▶ _WRITTEN TASK_
Return each line of the material verbatim.

▶ _INPUT ROWS_
┏━━

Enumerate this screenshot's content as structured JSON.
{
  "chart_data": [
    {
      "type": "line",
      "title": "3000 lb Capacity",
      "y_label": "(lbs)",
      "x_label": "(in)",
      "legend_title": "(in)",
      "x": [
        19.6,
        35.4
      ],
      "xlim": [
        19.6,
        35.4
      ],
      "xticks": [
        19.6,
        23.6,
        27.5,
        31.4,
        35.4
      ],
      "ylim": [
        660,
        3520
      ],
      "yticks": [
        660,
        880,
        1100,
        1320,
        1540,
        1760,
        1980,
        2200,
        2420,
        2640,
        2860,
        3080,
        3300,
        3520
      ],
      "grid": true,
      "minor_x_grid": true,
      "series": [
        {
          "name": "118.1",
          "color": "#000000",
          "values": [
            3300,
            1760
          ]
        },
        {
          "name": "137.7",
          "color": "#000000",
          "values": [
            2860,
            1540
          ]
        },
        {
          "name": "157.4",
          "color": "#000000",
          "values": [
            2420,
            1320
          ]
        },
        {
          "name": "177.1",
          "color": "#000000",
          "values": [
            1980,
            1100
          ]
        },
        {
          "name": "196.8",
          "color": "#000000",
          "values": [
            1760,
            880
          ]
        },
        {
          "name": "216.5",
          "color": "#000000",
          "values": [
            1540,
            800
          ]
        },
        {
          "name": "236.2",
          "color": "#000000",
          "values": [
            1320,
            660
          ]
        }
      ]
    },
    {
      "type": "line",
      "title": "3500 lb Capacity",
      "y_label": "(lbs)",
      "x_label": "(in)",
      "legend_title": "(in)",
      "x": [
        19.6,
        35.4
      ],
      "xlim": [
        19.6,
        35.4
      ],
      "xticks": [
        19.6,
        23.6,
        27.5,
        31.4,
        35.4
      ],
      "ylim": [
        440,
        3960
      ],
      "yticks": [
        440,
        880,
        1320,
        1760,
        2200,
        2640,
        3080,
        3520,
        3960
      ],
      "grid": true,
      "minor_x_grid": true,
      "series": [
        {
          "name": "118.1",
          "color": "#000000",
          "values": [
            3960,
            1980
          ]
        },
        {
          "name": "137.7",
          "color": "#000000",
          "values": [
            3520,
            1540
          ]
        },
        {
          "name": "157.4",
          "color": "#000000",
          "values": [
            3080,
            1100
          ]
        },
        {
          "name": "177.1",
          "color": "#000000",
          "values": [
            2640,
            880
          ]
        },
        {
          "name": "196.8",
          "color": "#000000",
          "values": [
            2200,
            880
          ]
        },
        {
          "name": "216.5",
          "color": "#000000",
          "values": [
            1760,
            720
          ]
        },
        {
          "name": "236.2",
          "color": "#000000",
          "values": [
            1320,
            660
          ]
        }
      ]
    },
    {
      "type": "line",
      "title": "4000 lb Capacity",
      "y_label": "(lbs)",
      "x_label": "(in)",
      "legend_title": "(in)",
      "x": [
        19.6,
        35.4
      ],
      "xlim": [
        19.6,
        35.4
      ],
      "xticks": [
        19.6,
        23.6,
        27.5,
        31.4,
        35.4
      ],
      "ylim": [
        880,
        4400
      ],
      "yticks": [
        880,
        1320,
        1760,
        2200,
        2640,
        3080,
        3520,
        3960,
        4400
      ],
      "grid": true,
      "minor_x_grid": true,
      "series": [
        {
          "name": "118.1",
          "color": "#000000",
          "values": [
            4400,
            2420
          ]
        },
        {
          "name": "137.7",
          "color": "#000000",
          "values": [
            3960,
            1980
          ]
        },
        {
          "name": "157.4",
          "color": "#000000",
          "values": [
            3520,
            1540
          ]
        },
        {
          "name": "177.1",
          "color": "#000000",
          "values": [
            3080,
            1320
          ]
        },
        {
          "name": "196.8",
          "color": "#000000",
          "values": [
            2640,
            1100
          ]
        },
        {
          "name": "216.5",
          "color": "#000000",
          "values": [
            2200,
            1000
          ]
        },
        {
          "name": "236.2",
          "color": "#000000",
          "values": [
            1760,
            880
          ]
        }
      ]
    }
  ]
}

┗━━

▶ _TASK OUTPUT_
Enumerate this screenshot's content as structured JSON.
{
  "chart_data": [
    {
      "type": "line",
      "title": "3000 lb Capacity",
      "y_label": "(lbs)",
      "x_label": "(in)",
      "legend_title": "(in)",
      "x": [
        19.6,
        35.4
      ],
      "xlim": [
        19.6,
        35.4
      ],
      "xticks": [
        19.6,
        23.6,
        27.5,
        31.4,
        35.4
      ],
      "ylim": [
        660,
        3520
      ],
      "yticks": [
        660,
        880,
        1100,
        1320,
        1540,
        1760,
        1980,
        2200,
        2420,
        2640,
        2860,
        3080,
        3300,
        3520
      ],
      "grid": true,
      "minor_x_grid": true,
      "series": [
        {
          "name": "118.1",
          "color": "#000000",
          "values": [
            3300,
            1760
          ]
        },
        {
          "name": "137.7",
          "color": "#000000",
          "values": [
            2860,
            1540
          ]
        },
        {
          "name": "157.4",
          "color": "#000000",
          "values": [
            2420,
            1320
          ]
        },
        {
          "name": "177.1",
          "color": "#000000",
          "values": [
            1980,
            1100
          ]
        },
        {
          "name": "196.8",
          "color": "#000000",
          "values": [
            1760,
            880
          ]
        },
        {
          "name": "216.5",
          "color": "#000000",
          "values": [
            1540,
            800
          ]
        },
        {
          "name": "236.2",
          "color": "#000000",
          "values": [
            1320,
            660
          ]
        }
      ]
    },
    {
      "type": "line",
      "title": "3500 lb Capacity",
      "y_label": "(lbs)",
      "x_label": "(in)",
      "legend_title": "(in)",
      "x": [
        19.6,
        35.4
      ],
      "xlim": [
        19.6,
        35.4
      ],
      "xticks": [
        19.6,
        23.6,
        27.5,
        31.4,
        35.4
      ],
      "ylim": [
        440,
        3960
      ],
      "yticks": [
        440,
        880,
        1320,
        1760,
        2200,
        2640,
        3080,
        3520,
        3960
      ],
      "grid": true,
      "minor_x_grid": true,
      "series": [
        {
          "name": "118.1",
          "color": "#000000",
          "values": [
            3960,
            1980
          ]
        },
        {
          "name": "137.7",
          "color": "#000000",
          "values": [
            3520,
            1540
          ]
        },
        {
          "name": "157.4",
          "color": "#000000",
          "values": [
            3080,
            1100
          ]
        },
        {
          "name": "177.1",
          "color": "#000000",
          "values": [
            2640,
            880
          ]
        },
        {
          "name": "196.8",
          "color": "#000000",
          "values": [
            2200,
            880
          ]
        },
        {
          "name": "216.5",
          "color": "#000000",
          "values": [
            1760,
            720
          ]
        },
        {
          "name": "236.2",
          "color": "#000000",
          "values": [
            1320,
            660
          ]
        }
      ]
    },
    {
      "type": "line",
      "title": "4000 lb Capacity",
      "y_label": "(lbs)",
      "x_label": "(in)",
      "legend_title": "(in)",
      "x": [
        19.6,
        35.4
      ],
      "xlim": [
        19.6,
        35.4
      ],
      "xticks": [
        19.6,
        23.6,
        27.5,
        31.4,
        35.4
      ],
      "ylim": [
        880,
        4400
      ],
      "yticks": [
        880,
        1320,
        1760,
        2200,
        2640,
        3080,
        3520,
        3960,
        4400
      ],
      "grid": true,
      "minor_x_grid": true,
      "series": [
        {
          "name": "118.1",
          "color": "#000000",
          "values": [
            4400,
            2420
          ]
        },
        {
          "name": "137.7",
          "color": "#000000",
          "values": [
            3960,
            1980
          ]
        },
        {
          "name": "157.4",
          "color": "#000000",
          "values": [
            3520,
            1540
          ]
        },
        {
          "name": "177.1",
          "color": "#000000",
          "values": [
            3080,
            1320
          ]
        },
        {
          "name": "196.8",
          "color": "#000000",
          "values": [
            2640,
            1100
          ]
        },
        {
          "name": "216.5",
          "color": "#000000",
          "values": [
            2200,
            1000
          ]
        },
        {
          "name": "236.2",
          "color": "#000000",
          "values": [
            1760,
            880
          ]
        }
      ]
    }
  ]
}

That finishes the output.